INSTRUCTION
Report the count of lines holding "gmail" in the records, with no other words.

RECORDS SUPPLIED
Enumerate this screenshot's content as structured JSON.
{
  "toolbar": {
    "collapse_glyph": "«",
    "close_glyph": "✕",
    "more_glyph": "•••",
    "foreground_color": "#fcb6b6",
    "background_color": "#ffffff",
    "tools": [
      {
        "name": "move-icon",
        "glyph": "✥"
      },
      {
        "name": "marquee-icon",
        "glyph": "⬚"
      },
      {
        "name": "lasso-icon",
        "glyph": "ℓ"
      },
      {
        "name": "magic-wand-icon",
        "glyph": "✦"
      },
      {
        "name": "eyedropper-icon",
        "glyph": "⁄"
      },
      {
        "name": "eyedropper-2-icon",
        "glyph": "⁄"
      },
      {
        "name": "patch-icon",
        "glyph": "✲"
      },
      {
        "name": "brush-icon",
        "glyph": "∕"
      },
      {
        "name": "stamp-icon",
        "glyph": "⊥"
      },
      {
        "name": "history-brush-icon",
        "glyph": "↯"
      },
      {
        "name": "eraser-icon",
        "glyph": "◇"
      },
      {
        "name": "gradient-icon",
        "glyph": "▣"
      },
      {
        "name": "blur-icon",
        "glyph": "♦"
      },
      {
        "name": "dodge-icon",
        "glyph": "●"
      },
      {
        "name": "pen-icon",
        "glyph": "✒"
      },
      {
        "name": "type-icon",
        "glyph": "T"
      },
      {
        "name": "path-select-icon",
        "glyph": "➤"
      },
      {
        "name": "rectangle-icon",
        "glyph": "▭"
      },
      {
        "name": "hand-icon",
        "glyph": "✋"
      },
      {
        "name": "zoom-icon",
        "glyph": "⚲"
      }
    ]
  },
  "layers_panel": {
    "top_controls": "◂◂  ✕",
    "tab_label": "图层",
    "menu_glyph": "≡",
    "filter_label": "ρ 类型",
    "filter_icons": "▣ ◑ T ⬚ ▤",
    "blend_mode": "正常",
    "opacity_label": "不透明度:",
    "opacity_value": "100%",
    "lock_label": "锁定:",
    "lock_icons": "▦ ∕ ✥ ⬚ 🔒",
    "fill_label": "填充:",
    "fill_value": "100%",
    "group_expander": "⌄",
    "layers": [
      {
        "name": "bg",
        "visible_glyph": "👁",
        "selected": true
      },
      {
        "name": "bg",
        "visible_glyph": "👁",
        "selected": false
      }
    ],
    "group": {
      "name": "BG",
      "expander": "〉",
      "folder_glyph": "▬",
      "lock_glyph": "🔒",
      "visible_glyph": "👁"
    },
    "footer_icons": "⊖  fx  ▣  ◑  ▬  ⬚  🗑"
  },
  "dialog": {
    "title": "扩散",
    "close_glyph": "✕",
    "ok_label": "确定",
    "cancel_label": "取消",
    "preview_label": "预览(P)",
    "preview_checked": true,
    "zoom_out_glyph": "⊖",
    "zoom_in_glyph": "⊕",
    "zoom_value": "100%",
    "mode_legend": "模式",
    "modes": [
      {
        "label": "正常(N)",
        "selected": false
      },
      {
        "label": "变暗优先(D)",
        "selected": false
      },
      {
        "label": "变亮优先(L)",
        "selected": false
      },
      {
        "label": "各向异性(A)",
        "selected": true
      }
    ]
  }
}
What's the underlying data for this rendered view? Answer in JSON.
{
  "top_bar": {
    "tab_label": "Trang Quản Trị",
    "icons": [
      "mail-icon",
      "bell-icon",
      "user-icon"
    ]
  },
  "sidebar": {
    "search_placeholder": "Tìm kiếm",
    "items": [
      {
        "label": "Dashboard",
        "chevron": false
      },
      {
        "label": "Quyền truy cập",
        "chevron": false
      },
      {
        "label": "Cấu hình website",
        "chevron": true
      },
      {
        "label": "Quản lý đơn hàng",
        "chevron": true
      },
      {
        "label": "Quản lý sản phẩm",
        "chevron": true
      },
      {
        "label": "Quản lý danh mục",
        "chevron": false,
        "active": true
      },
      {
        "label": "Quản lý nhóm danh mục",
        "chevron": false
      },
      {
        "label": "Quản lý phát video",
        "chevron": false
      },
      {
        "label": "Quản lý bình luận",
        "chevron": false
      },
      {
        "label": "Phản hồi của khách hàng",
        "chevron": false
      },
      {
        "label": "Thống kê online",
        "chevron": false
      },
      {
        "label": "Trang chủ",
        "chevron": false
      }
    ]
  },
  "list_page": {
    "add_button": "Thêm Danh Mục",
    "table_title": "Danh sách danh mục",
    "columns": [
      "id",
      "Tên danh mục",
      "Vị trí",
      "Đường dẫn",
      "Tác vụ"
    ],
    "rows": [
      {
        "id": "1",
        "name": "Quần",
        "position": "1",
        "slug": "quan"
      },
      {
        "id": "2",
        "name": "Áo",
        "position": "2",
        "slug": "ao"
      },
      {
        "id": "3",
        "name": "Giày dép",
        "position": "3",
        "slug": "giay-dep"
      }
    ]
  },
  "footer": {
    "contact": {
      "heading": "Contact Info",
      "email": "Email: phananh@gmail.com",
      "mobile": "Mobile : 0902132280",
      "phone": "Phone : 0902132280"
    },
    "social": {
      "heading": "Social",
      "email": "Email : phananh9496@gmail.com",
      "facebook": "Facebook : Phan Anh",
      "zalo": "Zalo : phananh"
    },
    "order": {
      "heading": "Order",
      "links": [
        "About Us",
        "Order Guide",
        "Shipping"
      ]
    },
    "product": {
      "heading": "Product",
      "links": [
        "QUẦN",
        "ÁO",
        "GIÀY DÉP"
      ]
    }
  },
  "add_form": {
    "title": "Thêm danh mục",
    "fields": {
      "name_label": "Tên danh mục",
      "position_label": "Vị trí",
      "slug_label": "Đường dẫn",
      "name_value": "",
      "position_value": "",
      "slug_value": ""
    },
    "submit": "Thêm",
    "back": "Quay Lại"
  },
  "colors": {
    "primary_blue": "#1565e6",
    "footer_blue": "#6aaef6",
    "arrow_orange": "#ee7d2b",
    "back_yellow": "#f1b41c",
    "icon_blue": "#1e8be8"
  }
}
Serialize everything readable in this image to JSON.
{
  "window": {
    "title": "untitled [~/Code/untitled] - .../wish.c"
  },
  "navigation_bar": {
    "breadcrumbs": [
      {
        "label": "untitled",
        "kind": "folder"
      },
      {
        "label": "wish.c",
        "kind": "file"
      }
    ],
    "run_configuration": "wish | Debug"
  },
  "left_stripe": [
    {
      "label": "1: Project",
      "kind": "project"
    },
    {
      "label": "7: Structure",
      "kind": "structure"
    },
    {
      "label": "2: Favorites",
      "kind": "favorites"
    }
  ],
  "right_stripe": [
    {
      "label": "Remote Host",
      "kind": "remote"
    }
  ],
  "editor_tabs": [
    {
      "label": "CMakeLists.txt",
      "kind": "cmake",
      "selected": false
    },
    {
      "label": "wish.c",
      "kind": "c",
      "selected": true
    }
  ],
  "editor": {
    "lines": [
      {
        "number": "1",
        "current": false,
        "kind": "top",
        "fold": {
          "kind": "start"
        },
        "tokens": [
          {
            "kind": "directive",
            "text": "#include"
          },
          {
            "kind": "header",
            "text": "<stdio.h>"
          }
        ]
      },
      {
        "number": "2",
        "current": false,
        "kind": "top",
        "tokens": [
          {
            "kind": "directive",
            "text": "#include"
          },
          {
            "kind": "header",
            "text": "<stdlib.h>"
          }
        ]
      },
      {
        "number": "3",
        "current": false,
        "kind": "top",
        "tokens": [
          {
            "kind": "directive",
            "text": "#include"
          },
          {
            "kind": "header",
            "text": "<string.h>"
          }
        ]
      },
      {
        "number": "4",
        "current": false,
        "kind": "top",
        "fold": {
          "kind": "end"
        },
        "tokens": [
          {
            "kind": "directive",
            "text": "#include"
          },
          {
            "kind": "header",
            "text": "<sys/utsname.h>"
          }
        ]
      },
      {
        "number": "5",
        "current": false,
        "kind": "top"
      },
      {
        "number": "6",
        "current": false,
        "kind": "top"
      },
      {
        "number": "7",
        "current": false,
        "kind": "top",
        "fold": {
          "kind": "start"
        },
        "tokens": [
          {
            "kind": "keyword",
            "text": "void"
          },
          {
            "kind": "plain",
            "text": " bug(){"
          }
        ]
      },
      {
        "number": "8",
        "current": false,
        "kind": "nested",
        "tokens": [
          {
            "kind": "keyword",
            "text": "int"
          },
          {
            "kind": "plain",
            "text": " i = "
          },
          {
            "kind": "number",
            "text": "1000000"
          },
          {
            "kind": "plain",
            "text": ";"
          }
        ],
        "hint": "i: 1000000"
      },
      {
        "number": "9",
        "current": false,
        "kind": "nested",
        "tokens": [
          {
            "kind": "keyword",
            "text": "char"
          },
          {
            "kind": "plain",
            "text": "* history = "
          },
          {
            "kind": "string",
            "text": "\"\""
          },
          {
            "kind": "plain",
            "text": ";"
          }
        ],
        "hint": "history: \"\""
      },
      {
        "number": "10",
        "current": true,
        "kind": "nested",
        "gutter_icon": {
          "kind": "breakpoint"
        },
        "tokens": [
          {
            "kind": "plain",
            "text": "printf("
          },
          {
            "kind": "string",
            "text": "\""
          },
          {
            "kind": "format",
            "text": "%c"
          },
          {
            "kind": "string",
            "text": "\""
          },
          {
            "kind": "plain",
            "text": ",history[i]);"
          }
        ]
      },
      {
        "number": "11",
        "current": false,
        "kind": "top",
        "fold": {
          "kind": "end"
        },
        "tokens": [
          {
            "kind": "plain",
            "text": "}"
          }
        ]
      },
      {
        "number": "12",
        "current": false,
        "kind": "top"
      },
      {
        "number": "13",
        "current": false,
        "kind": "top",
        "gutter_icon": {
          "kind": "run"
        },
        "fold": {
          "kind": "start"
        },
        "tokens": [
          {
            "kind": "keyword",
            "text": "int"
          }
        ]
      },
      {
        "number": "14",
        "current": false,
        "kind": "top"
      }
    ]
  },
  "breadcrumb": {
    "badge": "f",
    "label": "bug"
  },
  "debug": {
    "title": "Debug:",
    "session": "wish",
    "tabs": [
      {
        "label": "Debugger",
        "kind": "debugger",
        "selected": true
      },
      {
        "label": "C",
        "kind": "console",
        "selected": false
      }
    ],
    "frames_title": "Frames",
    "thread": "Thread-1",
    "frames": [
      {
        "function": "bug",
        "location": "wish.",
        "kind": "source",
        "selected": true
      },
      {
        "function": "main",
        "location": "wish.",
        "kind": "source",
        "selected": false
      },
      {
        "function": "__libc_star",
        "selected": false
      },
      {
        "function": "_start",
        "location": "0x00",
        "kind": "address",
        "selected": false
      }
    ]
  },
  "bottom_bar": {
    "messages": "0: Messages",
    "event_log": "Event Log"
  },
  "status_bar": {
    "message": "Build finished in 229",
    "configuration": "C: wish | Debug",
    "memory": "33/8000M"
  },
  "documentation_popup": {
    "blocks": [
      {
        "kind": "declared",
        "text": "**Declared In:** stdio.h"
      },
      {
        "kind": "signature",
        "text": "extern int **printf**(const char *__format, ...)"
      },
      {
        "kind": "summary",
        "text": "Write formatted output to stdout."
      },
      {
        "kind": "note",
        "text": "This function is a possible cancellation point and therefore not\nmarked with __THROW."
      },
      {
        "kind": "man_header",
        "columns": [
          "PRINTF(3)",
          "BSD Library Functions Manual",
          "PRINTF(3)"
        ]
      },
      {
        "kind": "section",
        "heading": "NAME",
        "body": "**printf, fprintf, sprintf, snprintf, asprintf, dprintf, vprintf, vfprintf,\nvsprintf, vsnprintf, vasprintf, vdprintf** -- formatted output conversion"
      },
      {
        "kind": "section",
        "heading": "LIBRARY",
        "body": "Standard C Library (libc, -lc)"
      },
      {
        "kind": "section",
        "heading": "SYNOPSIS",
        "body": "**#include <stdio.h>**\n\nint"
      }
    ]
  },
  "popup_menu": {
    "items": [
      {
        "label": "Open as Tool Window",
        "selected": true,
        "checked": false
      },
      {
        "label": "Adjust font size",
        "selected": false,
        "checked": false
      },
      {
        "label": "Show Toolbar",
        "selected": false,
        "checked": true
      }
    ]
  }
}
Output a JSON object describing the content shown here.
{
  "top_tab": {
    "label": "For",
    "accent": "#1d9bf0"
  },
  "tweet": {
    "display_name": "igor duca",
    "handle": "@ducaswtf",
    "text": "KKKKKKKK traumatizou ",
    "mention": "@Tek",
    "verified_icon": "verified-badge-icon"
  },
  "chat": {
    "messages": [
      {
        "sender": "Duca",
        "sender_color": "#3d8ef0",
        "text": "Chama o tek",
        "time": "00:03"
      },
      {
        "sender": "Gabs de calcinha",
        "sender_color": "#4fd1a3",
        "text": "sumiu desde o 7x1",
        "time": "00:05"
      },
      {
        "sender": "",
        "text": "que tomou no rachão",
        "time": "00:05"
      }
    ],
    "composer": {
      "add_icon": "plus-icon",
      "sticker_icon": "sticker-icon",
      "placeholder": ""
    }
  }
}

RESULT OF THIS TASK
2